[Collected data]
****************************************
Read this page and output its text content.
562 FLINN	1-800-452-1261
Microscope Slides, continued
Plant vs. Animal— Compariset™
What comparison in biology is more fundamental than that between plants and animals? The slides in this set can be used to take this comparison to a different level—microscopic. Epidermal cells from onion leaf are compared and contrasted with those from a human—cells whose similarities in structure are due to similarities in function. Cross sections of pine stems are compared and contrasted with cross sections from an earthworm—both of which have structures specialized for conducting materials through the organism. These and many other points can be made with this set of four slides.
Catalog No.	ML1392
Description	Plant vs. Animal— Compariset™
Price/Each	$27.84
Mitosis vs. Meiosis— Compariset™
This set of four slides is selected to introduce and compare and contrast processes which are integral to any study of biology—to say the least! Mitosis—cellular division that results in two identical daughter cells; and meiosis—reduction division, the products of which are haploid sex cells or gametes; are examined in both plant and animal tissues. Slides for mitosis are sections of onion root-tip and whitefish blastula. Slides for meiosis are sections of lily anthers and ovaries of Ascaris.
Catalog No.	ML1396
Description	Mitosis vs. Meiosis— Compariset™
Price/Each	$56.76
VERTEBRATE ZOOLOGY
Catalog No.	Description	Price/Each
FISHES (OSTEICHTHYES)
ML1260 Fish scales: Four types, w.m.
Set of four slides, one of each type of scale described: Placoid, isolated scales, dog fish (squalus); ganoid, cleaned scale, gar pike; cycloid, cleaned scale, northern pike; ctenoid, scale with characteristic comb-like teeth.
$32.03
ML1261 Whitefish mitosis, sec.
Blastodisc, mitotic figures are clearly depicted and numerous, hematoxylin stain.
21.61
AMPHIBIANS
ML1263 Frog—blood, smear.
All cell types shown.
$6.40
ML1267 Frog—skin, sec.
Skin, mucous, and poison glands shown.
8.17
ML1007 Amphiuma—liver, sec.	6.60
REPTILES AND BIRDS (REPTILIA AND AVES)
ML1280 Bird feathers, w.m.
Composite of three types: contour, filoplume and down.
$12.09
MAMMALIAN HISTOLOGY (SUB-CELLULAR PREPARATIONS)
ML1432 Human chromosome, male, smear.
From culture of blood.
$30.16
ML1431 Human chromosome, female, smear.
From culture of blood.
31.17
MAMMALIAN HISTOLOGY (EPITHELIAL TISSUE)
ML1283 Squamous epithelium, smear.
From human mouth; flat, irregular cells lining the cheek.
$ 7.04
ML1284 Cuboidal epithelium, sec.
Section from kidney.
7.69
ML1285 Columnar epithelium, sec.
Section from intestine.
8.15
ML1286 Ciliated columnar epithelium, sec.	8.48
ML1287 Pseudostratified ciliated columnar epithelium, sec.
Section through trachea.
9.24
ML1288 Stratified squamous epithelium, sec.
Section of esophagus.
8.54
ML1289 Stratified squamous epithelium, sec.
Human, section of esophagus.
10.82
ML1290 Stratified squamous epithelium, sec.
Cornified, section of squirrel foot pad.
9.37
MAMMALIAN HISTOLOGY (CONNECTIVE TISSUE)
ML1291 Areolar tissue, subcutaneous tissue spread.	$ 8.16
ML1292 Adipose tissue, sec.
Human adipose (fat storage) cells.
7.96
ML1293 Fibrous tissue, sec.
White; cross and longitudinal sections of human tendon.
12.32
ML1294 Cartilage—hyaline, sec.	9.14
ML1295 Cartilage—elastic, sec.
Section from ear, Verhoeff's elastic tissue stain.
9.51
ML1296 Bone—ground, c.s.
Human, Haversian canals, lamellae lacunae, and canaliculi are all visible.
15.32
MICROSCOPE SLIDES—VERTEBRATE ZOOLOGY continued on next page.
****************************************
**What the exercise asks**
The answer must be the full data, repeated word for word.

**Answer area**
Read this page and output its text content.
562 FLINN	1-800-452-1261
Microscope Slides, continued
Plant vs. Animal— Compariset™
What comparison in biology is more fundamental than that between plants and animals? The slides in this set can be used to take this comparison to a different level—microscopic. Epidermal cells from onion leaf are compared and contrasted with those from a human—cells whose similarities in structure are due to similarities in function. Cross sections of pine stems are compared and contrasted with cross sections from an earthworm—both of which have structures specialized for conducting materials through the organism. These and many other points can be made with this set of four slides.
Catalog No.	ML1392
Description	Plant vs. Animal— Compariset™
Price/Each	$27.84
Mitosis vs. Meiosis— Compariset™
This set of four slides is selected to introduce and compare and contrast processes which are integral to any study of biology—to say the least! Mitosis—cellular division that results in two identical daughter cells; and meiosis—reduction division, the products of which are haploid sex cells or gametes; are examined in both plant and animal tissues. Slides for mitosis are sections of onion root-tip and whitefish blastula. Slides for meiosis are sections of lily anthers and ovaries of Ascaris.
Catalog No.	ML1396
Description	Mitosis vs. Meiosis— Compariset™
Price/Each	$56.76
VERTEBRATE ZOOLOGY
Catalog No.	Description	Price/Each
FISHES (OSTEICHTHYES)
ML1260 Fish scales: Four types, w.m.
Set of four slides, one of each type of scale described: Placoid, isolated scales, dog fish (squalus); ganoid, cleaned scale, gar pike; cycloid, cleaned scale, northern pike; ctenoid, scale with characteristic comb-like teeth.
$32.03
ML1261 Whitefish mitosis, sec.
Blastodisc, mitotic figures are clearly depicted and numerous, hematoxylin stain.
21.61
AMPHIBIANS
ML1263 Frog—blood, smear.
All cell types shown.
$6.40
ML1267 Frog—skin, sec.
Skin, mucous, and poison glands shown.
8.17
ML1007 Amphiuma—liver, sec.	6.60
REPTILES AND BIRDS (REPTILIA AND AVES)
ML1280 Bird feathers, w.m.
Composite of three types: contour, filoplume and down.
$12.09
MAMMALIAN HISTOLOGY (SUB-CELLULAR PREPARATIONS)
ML1432 Human chromosome, male, smear.
From culture of blood.
$30.16
ML1431 Human chromosome, female, smear.
From culture of blood.
31.17
MAMMALIAN HISTOLOGY (EPITHELIAL TISSUE)
ML1283 Squamous epithelium, smear.
From human mouth; flat, irregular cells lining the cheek.
$ 7.04
ML1284 Cuboidal epithelium, sec.
Section from kidney.
7.69
ML1285 Columnar epithelium, sec.
Section from intestine.
8.15
ML1286 Ciliated columnar epithelium, sec.	8.48
ML1287 Pseudostratified ciliated columnar epithelium, sec.
Section through trachea.
9.24
ML1288 Stratified squamous epithelium, sec.
Section of esophagus.
8.54
ML1289 Stratified squamous epithelium, sec.
Human, section of esophagus.
10.82
ML1290 Stratified squamous epithelium, sec.
Cornified, section of squirrel foot pad.
9.37
MAMMALIAN HISTOLOGY (CONNECTIVE TISSUE)
ML1291 Areolar tissue, subcutaneous tissue spread.	$ 8.16
ML1292 Adipose tissue, sec.
Human adipose (fat storage) cells.
7.96
ML1293 Fibrous tissue, sec.
White; cross and longitudinal sections of human tendon.
12.32
ML1294 Cartilage—hyaline, sec.	9.14
ML1295 Cartilage—elastic, sec.
Section from ear, Verhoeff's elastic tissue stain.
9.51
ML1296 Bone—ground, c.s.
Human, Haversian canals, lamellae lacunae, and canaliculi are all visible.
15.32
MICROSCOPE SLIDES—VERTEBRATE ZOOLOGY continued on next page.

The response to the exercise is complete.